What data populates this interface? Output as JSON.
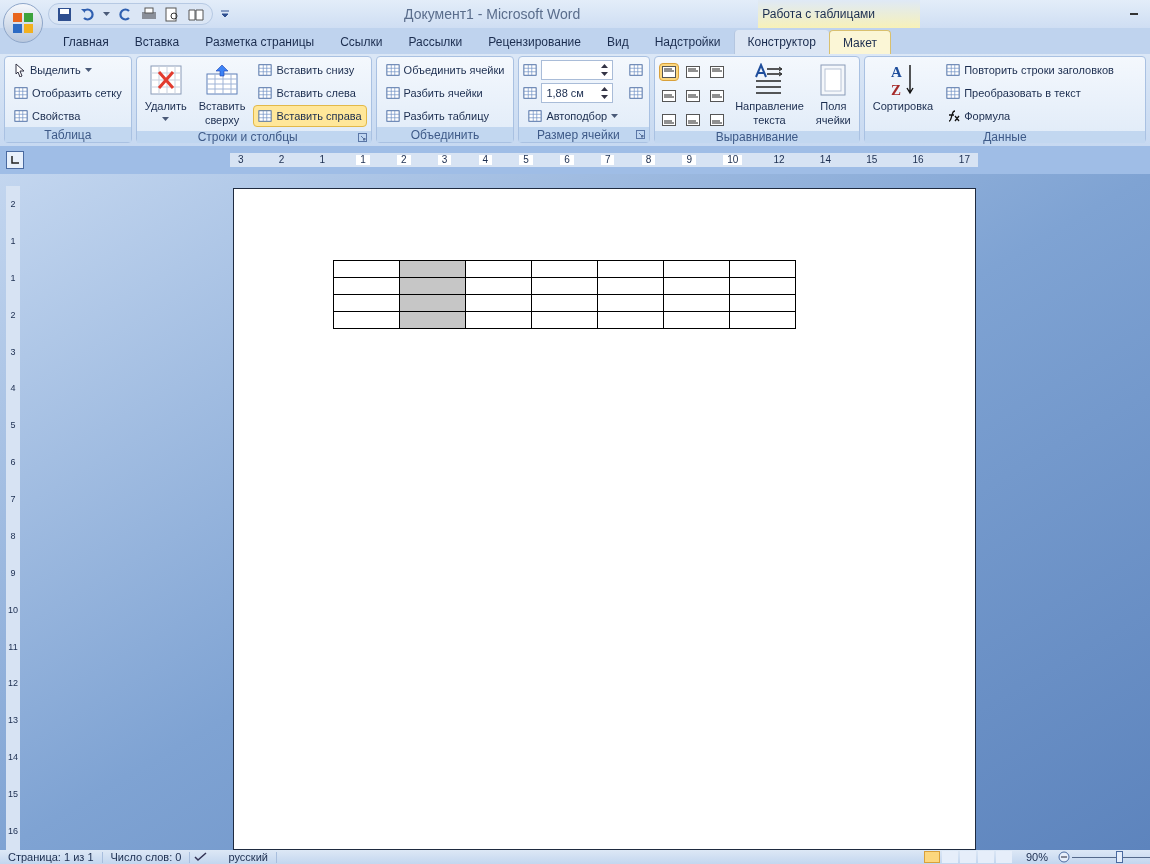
{
  "window": {
    "title": "Документ1 - Microsoft Word",
    "context_group": "Работа с таблицами"
  },
  "tabs": [
    {
      "label": "Главная",
      "selected": false,
      "contextual": false
    },
    {
      "label": "Вставка",
      "selected": false,
      "contextual": false
    },
    {
      "label": "Разметка страницы",
      "selected": false,
      "contextual": false
    },
    {
      "label": "Ссылки",
      "selected": false,
      "contextual": false
    },
    {
      "label": "Рассылки",
      "selected": false,
      "contextual": false
    },
    {
      "label": "Рецензирование",
      "selected": false,
      "contextual": false
    },
    {
      "label": "Вид",
      "selected": false,
      "contextual": false
    },
    {
      "label": "Надстройки",
      "selected": false,
      "contextual": false
    },
    {
      "label": "Конструктор",
      "selected": false,
      "contextual": true
    },
    {
      "label": "Макет",
      "selected": true,
      "contextual": true
    }
  ],
  "ribbon_groups": [
    {
      "name": "Таблица",
      "launcher": false,
      "columns": [
        [
          {
            "kind": "small",
            "label": "Выделить",
            "dropdown": true,
            "hovered": false
          },
          {
            "kind": "small",
            "label": "Отобразить сетку",
            "dropdown": false,
            "hovered": false
          },
          {
            "kind": "small",
            "label": "Свойства",
            "dropdown": false,
            "hovered": false
          }
        ]
      ]
    },
    {
      "name": "Строки и столбцы",
      "launcher": true,
      "columns": [
        [
          {
            "kind": "large",
            "lines": [
              "Удалить"
            ],
            "dropdown": true
          }
        ],
        [
          {
            "kind": "large",
            "lines": [
              "Вставить",
              "сверху"
            ],
            "dropdown": false
          }
        ],
        [
          {
            "kind": "small",
            "label": "Вставить снизу",
            "dropdown": false,
            "hovered": false
          },
          {
            "kind": "small",
            "label": "Вставить слева",
            "dropdown": false,
            "hovered": false
          },
          {
            "kind": "small",
            "label": "Вставить справа",
            "dropdown": false,
            "hovered": true
          }
        ]
      ]
    },
    {
      "name": "Объединить",
      "launcher": false,
      "columns": [
        [
          {
            "kind": "small",
            "label": "Объединить ячейки",
            "dropdown": false,
            "hovered": false
          },
          {
            "kind": "small",
            "label": "Разбить ячейки",
            "dropdown": false,
            "hovered": false
          },
          {
            "kind": "small",
            "label": "Разбить таблицу",
            "dropdown": false,
            "hovered": false
          }
        ]
      ]
    },
    {
      "name": "Размер ячейки",
      "launcher": true,
      "columns": [
        [
          {
            "kind": "spinner"
          },
          {
            "kind": "spinner",
            "value": "1,88 см"
          },
          {
            "kind": "small",
            "label": "Автоподбор",
            "dropdown": true,
            "hovered": false
          }
        ],
        [
          {
            "kind": "icon"
          },
          {
            "kind": "icon"
          }
        ]
      ]
    },
    {
      "name": "Выравнивание",
      "launcher": false,
      "columns": [
        [
          {
            "kind": "align",
            "cells": [
              {
                "selected": true
              },
              {
                "selected": false
              },
              {
                "selected": false
              },
              {
                "selected": false
              },
              {
                "selected": false
              },
              {
                "selected": false
              },
              {
                "selected": false
              },
              {
                "selected": false
              },
              {
                "selected": false
              }
            ]
          }
        ],
        [
          {
            "kind": "large",
            "lines": [
              "Направление",
              "текста"
            ],
            "dropdown": false
          }
        ],
        [
          {
            "kind": "large",
            "lines": [
              "Поля",
              "ячейки"
            ],
            "dropdown": false
          }
        ]
      ]
    },
    {
      "name": "Данные",
      "launcher": false,
      "columns": [
        [
          {
            "kind": "large",
            "lines": [
              "Сортировка"
            ],
            "dropdown": false,
            "icon_text": [
              "A",
              "Z"
            ]
          }
        ],
        [
          {
            "kind": "small",
            "label": "Повторить строки заголовков",
            "dropdown": false,
            "hovered": false
          },
          {
            "kind": "small",
            "label": "Преобразовать в текст",
            "dropdown": false,
            "hovered": false
          },
          {
            "kind": "small",
            "label": "Формула",
            "dropdown": false,
            "hovered": false
          }
        ]
      ]
    }
  ],
  "ruler": {
    "labels": [
      "3",
      "2",
      "1",
      "1",
      "2",
      "3",
      "4",
      "5",
      "6",
      "7",
      "8",
      "9",
      "10",
      "12",
      "14",
      "15",
      "16",
      "17"
    ]
  },
  "vertical_ruler": {
    "labels": [
      "2",
      "1",
      "1",
      "2",
      "3",
      "4",
      "5",
      "6",
      "7",
      "8",
      "9",
      "10",
      "11",
      "12",
      "13",
      "14",
      "15",
      "16"
    ]
  },
  "table": {
    "columns": [
      {
        "selected": false
      },
      {
        "selected": true
      },
      {
        "selected": false
      },
      {
        "selected": false
      },
      {
        "selected": false
      },
      {
        "selected": false
      },
      {
        "selected": false
      }
    ]
  },
  "status_bar": {
    "items": [
      "Страница: 1 из 1",
      "Число слов: 0",
      "русский"
    ],
    "views": [
      {
        "selected": true
      },
      {
        "selected": false
      },
      {
        "selected": false
      },
      {
        "selected": false
      },
      {
        "selected": false
      }
    ],
    "zoom": "90%",
    "zoom_level": {
      "level": 0.62
    }
  }
}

**Job**
Exact duplication of all the records is required; pictures are omitted from the copy.

**Output of the task**
What data populates this interface? Output as JSON.
{
  "window": {
    "title": "Документ1 - Microsoft Word",
    "context_group": "Работа с таблицами"
  },
  "tabs": [
    {
      "label": "Главная",
      "selected": false,
      "contextual": false
    },
    {
      "label": "Вставка",
      "selected": false,
      "contextual": false
    },
    {
      "label": "Разметка страницы",
      "selected": false,
      "contextual": false
    },
    {
      "label": "Ссылки",
      "selected": false,
      "contextual": false
    },
    {
      "label": "Рассылки",
      "selected": false,
      "contextual": false
    },
    {
      "label": "Рецензирование",
      "selected": false,
      "contextual": false
    },
    {
      "label": "Вид",
      "selected": false,
      "contextual": false
    },
    {
      "label": "Надстройки",
      "selected": false,
      "contextual": false
    },
    {
      "label": "Конструктор",
      "selected": false,
      "contextual": true
    },
    {
      "label": "Макет",
      "selected": true,
      "contextual": true
    }
  ],
  "ribbon_groups": [
    {
      "name": "Таблица",
      "launcher": false,
      "columns": [
        [
          {
            "kind": "small",
            "label": "Выделить",
            "dropdown": true,
            "hovered": false
          },
          {
            "kind": "small",
            "label": "Отобразить сетку",
            "dropdown": false,
            "hovered": false
          },
          {
            "kind": "small",
            "label": "Свойства",
            "dropdown": false,
            "hovered": false
          }
        ]
      ]
    },
    {
      "name": "Строки и столбцы",
      "launcher": true,
      "columns": [
        [
          {
            "kind": "large",
            "lines": [
              "Удалить"
            ],
            "dropdown": true
          }
        ],
        [
          {
            "kind": "large",
            "lines": [
              "Вставить",
              "сверху"
            ],
            "dropdown": false
          }
        ],
        [
          {
            "kind": "small",
            "label": "Вставить снизу",
            "dropdown": false,
            "hovered": false
          },
          {
            "kind": "small",
            "label": "Вставить слева",
            "dropdown": false,
            "hovered": false
          },
          {
            "kind": "small",
            "label": "Вставить справа",
            "dropdown": false,
            "hovered": true
          }
        ]
      ]
    },
    {
      "name": "Объединить",
      "launcher": false,
      "columns": [
        [
          {
            "kind": "small",
            "label": "Объединить ячейки",
            "dropdown": false,
            "hovered": false
          },
          {
            "kind": "small",
            "label": "Разбить ячейки",
            "dropdown": false,
            "hovered": false
          },
          {
            "kind": "small",
            "label": "Разбить таблицу",
            "dropdown": false,
            "hovered": false
          }
        ]
      ]
    },
    {
      "name": "Размер ячейки",
      "launcher": true,
      "columns": [
        [
          {
            "kind": "spinner"
          },
          {
            "kind": "spinner",
            "value": "1,88 см"
          },
          {
            "kind": "small",
            "label": "Автоподбор",
            "dropdown": true,
            "hovered": false
          }
        ],
        [
          {
            "kind": "icon"
          },
          {
            "kind": "icon"
          }
        ]
      ]
    },
    {
      "name": "Выравнивание",
      "launcher": false,
      "columns": [
        [
          {
            "kind": "align",
            "cells": [
              {
                "selected": true
              },
              {
                "selected": false
              },
              {
                "selected": false
              },
              {
                "selected": false
              },
              {
                "selected": false
              },
              {
                "selected": false
              },
              {
                "selected": false
              },
              {
                "selected": false
              },
              {
                "selected": false
              }
            ]
          }
        ],
        [
          {
            "kind": "large",
            "lines": [
              "Направление",
              "текста"
            ],
            "dropdown": false
          }
        ],
        [
          {
            "kind": "large",
            "lines": [
              "Поля",
              "ячейки"
            ],
            "dropdown": false
          }
        ]
      ]
    },
    {
      "name": "Данные",
      "launcher": false,
      "columns": [
        [
          {
            "kind": "large",
            "lines": [
              "Сортировка"
            ],
            "dropdown": false,
            "icon_text": [
              "A",
              "Z"
            ]
          }
        ],
        [
          {
            "kind": "small",
            "label": "Повторить строки заголовков",
            "dropdown": false,
            "hovered": false
          },
          {
            "kind": "small",
            "label": "Преобразовать в текст",
            "dropdown": false,
            "hovered": false
          },
          {
            "kind": "small",
            "label": "Формула",
            "dropdown": false,
            "hovered": false
          }
        ]
      ]
    }
  ],
  "ruler": {
    "labels": [
      "3",
      "2",
      "1",
      "1",
      "2",
      "3",
      "4",
      "5",
      "6",
      "7",
      "8",
      "9",
      "10",
      "12",
      "14",
      "15",
      "16",
      "17"
    ]
  },
  "vertical_ruler": {
    "labels": [
      "2",
      "1",
      "1",
      "2",
      "3",
      "4",
      "5",
      "6",
      "7",
      "8",
      "9",
      "10",
      "11",
      "12",
      "13",
      "14",
      "15",
      "16"
    ]
  },
  "table": {
    "columns": [
      {
        "selected": false
      },
      {
        "selected": true
      },
      {
        "selected": false
      },
      {
        "selected": false
      },
      {
        "selected": false
      },
      {
        "selected": false
      },
      {
        "selected": false
      }
    ]
  },
  "status_bar": {
    "items": [
      "Страница: 1 из 1",
      "Число слов: 0",
      "русский"
    ],
    "views": [
      {
        "selected": true
      },
      {
        "selected": false
      },
      {
        "selected": false
      },
      {
        "selected": false
      },
      {
        "selected": false
      }
    ],
    "zoom": "90%",
    "zoom_level": {
      "level": 0.62
    }
  }
}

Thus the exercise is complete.